WHAT THE EXERCISE ASKS :: Below are the records; pull every line that includes "ylabel".

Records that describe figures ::
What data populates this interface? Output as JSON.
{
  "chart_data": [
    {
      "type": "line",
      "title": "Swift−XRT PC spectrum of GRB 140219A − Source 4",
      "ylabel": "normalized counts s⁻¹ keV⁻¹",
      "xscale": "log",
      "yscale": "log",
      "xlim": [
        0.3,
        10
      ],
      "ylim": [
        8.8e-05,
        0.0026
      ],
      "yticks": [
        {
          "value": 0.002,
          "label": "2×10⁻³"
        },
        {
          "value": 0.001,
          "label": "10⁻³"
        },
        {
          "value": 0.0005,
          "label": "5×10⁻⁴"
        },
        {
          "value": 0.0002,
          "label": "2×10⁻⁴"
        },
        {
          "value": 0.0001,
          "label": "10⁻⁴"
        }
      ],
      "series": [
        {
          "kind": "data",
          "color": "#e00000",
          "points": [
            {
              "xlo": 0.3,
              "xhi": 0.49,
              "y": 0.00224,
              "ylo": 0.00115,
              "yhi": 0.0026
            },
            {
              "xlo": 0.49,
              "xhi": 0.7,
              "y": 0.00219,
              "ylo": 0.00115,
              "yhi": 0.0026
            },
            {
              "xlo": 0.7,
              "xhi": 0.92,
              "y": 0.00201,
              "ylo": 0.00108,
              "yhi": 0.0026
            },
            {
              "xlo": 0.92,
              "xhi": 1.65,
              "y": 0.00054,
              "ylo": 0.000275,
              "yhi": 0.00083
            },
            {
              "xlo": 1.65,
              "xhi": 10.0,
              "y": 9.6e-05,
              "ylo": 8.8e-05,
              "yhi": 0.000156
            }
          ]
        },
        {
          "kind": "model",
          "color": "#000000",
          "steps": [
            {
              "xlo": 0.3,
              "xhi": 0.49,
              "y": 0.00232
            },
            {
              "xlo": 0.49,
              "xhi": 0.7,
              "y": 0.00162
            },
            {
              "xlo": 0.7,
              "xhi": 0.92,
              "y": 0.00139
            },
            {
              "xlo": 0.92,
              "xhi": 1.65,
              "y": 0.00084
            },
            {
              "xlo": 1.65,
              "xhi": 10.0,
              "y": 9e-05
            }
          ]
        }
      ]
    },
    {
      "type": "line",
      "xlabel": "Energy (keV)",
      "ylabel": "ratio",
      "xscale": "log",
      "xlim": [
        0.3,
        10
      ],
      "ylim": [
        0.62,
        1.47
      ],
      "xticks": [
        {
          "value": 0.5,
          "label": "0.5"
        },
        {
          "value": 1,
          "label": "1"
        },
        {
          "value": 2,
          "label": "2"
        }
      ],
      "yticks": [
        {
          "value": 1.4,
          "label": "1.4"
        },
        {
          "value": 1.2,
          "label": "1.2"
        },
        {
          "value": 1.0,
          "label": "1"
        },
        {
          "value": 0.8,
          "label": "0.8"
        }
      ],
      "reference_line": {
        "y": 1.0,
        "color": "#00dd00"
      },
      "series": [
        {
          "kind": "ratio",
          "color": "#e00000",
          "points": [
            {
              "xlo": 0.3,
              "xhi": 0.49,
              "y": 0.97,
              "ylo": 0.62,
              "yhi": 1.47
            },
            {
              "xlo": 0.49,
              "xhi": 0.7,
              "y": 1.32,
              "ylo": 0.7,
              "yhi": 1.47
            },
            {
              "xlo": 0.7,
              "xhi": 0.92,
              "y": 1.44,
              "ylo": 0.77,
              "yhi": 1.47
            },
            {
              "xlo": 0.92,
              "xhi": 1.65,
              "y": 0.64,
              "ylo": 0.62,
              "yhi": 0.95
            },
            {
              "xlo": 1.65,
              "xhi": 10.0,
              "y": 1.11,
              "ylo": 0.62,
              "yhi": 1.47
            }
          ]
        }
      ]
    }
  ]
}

PROBLEM SOLUTION ::
      "ylabel": "normalized counts s⁻¹ keV⁻¹",
      "ylabel": "ratio",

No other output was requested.